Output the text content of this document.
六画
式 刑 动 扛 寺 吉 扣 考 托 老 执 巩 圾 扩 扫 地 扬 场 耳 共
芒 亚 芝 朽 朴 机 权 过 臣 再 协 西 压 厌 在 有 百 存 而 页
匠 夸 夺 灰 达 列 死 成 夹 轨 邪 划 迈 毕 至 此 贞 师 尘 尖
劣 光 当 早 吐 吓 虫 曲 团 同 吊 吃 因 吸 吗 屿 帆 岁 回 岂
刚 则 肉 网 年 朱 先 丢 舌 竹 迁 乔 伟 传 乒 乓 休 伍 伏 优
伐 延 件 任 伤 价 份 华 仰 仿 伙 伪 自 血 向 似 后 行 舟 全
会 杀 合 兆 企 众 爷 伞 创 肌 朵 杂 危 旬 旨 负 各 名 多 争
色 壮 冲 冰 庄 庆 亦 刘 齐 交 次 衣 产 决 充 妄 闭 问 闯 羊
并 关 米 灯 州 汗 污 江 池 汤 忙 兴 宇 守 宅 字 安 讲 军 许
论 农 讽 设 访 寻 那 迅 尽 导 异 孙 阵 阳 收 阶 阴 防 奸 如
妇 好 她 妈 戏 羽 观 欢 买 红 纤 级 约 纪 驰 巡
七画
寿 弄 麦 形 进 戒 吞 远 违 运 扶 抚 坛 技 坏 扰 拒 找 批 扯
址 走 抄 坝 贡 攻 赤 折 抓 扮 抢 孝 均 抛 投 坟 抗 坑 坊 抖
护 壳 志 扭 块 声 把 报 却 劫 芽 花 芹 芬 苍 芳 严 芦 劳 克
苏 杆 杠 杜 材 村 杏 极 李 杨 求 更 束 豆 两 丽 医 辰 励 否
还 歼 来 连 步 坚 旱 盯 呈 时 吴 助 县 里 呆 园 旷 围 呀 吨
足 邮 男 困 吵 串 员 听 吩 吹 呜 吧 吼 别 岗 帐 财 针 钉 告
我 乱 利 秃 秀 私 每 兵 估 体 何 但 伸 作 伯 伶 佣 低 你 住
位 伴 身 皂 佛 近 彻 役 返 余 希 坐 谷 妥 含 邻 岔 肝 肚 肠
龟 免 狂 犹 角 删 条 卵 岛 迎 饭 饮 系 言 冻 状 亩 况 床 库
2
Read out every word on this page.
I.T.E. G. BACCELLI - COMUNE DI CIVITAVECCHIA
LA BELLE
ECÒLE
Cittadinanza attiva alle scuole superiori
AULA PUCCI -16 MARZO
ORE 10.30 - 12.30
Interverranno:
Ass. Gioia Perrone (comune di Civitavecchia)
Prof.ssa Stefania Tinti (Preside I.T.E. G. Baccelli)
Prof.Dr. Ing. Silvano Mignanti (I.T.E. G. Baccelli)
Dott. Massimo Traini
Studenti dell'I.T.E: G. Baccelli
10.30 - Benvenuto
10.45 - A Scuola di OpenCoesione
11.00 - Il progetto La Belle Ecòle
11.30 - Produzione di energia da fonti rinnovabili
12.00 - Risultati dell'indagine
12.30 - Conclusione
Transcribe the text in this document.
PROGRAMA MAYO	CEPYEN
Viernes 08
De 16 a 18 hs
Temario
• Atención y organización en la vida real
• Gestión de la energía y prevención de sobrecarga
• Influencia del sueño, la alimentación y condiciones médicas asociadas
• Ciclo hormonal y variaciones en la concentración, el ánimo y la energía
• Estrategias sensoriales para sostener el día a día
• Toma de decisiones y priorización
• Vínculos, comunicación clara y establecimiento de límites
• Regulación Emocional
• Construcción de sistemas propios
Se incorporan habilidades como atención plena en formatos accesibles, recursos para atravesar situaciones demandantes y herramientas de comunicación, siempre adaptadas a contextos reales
***
WHAT TO DO: Show the lines of the records that contain the word "energía".

THE OUTPUT:
• Gestión de la energía y prevención de sobrecarga
• Ciclo hormonal y variaciones en la concentración, el ánimo y la energía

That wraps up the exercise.